=== Source records ===
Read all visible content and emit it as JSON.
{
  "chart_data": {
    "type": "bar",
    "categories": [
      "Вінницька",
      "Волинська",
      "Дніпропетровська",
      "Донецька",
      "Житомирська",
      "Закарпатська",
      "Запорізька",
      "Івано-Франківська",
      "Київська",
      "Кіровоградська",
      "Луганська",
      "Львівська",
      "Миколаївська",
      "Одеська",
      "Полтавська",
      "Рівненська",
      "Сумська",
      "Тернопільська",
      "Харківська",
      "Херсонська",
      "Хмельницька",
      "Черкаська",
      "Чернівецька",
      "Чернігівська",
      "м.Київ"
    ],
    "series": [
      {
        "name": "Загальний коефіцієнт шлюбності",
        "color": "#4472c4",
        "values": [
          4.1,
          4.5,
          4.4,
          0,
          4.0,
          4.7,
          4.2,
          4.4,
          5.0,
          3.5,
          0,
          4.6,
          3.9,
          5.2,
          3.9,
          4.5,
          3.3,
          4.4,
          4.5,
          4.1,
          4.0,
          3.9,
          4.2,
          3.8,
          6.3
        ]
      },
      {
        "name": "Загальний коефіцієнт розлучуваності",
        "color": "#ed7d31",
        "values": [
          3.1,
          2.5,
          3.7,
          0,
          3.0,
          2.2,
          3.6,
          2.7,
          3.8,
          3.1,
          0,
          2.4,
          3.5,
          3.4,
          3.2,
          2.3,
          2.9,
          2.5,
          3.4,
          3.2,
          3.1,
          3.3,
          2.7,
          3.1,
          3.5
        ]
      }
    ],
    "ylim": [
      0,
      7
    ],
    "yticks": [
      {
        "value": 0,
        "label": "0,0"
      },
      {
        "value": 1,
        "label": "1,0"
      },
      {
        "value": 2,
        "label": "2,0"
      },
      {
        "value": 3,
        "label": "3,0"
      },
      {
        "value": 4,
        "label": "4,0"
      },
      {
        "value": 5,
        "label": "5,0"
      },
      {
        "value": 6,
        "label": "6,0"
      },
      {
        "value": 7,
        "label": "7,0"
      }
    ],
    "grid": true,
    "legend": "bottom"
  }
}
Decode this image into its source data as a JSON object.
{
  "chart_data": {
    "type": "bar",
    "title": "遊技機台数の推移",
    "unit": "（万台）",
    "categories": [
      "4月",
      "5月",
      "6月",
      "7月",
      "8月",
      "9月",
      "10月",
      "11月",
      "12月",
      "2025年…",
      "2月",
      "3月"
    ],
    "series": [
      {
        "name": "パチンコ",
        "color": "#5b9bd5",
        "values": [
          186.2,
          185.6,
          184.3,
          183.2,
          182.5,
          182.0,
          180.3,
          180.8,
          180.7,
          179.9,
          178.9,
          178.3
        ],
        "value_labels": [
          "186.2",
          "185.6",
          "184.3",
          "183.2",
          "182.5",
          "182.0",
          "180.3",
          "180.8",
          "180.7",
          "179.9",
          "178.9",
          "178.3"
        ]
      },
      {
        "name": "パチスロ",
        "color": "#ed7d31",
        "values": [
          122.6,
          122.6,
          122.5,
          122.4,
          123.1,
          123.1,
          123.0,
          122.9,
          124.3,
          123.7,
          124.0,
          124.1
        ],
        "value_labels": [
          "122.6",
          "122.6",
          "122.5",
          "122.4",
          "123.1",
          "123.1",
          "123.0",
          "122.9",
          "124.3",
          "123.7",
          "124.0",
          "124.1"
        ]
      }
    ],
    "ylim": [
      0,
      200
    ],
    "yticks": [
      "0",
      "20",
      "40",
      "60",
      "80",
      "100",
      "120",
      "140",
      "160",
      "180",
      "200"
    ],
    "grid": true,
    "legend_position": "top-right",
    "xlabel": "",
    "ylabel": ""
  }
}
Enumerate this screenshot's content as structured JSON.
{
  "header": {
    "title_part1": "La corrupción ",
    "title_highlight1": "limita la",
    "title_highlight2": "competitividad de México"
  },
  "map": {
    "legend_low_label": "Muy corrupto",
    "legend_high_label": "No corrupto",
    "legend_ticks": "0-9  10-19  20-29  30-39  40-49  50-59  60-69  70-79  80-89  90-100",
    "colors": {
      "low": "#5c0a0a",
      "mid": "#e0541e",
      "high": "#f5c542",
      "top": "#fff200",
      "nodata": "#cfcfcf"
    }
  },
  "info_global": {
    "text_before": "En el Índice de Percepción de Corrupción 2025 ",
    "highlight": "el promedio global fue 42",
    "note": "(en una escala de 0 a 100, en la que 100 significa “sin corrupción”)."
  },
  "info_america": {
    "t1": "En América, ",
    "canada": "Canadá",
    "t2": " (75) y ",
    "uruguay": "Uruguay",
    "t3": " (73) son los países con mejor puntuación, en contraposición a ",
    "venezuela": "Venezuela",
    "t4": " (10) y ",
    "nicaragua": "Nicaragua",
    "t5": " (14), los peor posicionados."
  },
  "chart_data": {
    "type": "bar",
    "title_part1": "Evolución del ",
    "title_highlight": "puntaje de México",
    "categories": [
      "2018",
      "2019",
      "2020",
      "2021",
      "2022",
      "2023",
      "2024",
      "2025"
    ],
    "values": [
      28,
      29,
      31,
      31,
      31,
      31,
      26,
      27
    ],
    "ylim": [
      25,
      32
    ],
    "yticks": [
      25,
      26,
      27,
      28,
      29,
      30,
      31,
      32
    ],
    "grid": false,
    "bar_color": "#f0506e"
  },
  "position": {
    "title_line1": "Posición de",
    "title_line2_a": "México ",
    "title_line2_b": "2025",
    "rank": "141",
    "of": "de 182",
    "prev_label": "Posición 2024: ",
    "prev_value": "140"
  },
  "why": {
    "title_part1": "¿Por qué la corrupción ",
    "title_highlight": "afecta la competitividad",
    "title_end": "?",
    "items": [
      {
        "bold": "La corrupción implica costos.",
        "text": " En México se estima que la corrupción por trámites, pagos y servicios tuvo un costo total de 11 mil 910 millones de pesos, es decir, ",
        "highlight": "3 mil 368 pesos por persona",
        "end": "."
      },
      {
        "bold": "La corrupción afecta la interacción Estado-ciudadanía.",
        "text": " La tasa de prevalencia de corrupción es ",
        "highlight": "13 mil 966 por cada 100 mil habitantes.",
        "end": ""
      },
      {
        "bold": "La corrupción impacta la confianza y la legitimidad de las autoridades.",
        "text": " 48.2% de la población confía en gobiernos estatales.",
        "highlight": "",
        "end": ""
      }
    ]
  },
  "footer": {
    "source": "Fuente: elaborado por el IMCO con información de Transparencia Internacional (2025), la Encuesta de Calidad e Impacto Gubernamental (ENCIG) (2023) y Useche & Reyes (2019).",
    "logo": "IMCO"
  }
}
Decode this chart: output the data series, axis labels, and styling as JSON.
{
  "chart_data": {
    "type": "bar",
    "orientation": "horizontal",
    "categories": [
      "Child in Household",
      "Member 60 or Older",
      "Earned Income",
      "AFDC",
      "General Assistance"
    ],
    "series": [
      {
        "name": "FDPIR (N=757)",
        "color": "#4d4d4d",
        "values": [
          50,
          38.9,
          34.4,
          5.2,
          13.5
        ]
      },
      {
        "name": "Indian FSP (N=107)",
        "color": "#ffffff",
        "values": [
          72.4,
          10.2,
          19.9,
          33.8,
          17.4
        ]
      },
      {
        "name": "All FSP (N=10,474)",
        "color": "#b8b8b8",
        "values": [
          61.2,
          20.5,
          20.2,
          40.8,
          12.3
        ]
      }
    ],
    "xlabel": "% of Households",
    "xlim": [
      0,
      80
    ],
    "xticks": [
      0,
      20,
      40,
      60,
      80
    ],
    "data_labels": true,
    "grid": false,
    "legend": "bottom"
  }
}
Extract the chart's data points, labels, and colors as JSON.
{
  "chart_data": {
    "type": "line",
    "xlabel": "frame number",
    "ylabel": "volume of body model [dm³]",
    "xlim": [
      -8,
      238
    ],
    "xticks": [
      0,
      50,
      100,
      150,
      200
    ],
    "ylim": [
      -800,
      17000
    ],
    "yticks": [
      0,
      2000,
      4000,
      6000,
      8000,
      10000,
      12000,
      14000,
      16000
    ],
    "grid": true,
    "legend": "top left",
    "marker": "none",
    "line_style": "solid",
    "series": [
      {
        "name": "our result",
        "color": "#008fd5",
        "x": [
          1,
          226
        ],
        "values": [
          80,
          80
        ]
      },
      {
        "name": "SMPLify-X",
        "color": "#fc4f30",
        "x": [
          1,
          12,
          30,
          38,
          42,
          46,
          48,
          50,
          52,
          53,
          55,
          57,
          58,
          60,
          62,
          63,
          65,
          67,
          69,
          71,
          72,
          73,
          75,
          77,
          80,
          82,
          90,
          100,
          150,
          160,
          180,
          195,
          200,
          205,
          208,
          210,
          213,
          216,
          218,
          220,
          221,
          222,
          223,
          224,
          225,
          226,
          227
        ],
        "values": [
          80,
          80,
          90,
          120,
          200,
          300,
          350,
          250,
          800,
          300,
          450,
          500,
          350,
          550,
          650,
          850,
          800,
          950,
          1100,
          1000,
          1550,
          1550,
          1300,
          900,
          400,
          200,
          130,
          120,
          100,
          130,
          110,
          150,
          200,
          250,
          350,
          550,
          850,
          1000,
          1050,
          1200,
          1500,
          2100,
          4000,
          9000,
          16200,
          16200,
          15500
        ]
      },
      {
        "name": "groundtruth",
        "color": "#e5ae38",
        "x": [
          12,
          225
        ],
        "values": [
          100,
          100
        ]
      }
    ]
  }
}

=== Your objective ===
Identify all lines where the word "colors" shows up. Copy them.

=== Solution to this exercise ===
    "colors": {
Extract the chart's data points, labels, and colors as JSON.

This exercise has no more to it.